Task to complete → Find the word "text" in the data. Return every line where it appears.

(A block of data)
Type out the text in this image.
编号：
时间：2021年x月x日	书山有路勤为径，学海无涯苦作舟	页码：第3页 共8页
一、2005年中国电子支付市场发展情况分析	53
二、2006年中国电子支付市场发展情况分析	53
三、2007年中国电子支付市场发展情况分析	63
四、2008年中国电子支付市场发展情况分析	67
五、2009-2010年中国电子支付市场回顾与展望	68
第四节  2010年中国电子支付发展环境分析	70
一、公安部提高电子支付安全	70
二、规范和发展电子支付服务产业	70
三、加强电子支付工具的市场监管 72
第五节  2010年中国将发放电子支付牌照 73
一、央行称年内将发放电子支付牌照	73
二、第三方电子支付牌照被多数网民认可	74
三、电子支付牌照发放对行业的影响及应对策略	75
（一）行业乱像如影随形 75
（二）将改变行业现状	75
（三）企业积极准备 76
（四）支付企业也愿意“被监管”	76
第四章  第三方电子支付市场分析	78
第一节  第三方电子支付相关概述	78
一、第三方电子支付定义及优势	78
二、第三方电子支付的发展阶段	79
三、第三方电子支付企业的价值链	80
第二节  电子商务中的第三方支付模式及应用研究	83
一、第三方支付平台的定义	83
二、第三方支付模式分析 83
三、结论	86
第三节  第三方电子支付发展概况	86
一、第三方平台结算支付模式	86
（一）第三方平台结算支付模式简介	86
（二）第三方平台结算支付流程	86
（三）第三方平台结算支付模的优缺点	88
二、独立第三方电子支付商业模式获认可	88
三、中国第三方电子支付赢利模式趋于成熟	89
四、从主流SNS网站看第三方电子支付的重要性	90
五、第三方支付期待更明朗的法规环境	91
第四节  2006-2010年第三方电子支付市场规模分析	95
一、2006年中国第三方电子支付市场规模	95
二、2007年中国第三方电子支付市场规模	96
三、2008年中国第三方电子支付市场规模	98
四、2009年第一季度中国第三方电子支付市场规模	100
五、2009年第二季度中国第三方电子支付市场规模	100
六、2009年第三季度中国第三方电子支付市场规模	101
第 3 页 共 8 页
...
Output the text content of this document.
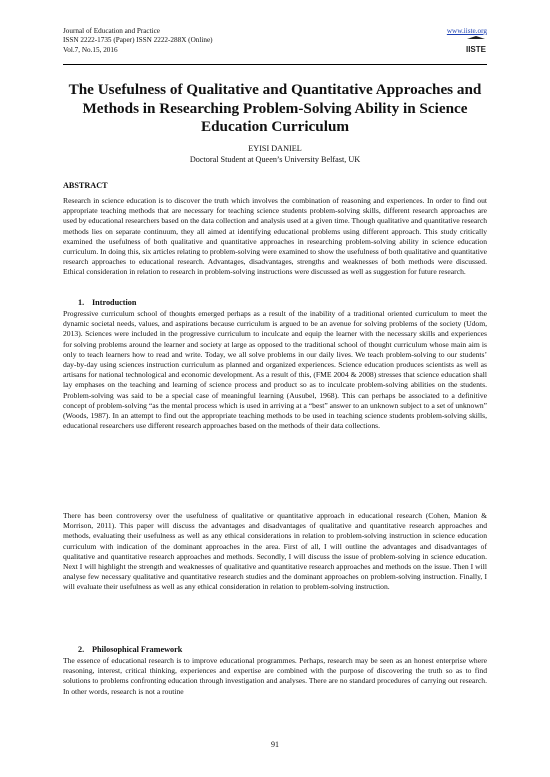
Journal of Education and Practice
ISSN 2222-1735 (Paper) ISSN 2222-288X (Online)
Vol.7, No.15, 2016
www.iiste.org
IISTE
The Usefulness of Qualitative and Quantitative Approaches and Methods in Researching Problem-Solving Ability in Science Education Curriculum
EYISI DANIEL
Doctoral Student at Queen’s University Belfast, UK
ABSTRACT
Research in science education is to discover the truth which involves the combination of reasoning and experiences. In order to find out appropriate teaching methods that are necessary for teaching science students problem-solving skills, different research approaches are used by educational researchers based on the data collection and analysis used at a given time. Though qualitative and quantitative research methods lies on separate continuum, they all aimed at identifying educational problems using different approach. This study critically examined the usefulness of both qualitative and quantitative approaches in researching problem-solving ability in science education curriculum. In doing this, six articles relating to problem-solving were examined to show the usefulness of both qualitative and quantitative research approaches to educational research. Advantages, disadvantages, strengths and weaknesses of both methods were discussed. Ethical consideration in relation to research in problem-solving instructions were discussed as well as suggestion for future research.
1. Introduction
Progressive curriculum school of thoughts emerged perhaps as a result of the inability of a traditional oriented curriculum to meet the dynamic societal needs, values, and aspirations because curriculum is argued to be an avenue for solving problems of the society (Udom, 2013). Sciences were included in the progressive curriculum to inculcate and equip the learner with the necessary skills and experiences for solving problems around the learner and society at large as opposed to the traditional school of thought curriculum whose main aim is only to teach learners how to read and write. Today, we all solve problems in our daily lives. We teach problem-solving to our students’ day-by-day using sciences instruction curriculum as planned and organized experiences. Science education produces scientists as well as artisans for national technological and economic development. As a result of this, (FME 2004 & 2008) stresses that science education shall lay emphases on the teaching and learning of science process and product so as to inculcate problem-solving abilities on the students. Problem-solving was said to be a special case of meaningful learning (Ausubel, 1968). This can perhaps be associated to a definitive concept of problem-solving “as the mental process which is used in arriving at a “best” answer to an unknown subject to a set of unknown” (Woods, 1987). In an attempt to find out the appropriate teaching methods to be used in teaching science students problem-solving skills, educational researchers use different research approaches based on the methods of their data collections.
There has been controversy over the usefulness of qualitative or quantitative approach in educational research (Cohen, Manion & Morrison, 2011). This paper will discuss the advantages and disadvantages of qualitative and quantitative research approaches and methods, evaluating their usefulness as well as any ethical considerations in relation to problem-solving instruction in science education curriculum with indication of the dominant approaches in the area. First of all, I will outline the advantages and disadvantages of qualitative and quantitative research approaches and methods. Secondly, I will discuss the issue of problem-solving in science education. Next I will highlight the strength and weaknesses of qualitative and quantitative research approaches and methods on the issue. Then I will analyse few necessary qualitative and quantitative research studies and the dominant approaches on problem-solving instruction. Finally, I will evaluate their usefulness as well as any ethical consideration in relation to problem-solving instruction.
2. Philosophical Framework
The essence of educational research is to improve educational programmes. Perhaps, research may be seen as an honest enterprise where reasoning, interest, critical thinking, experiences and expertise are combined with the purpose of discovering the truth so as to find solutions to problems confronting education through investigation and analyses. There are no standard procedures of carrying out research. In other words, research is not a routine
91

Finished exercise →
Type out the text in this image.
Output the text content of this document.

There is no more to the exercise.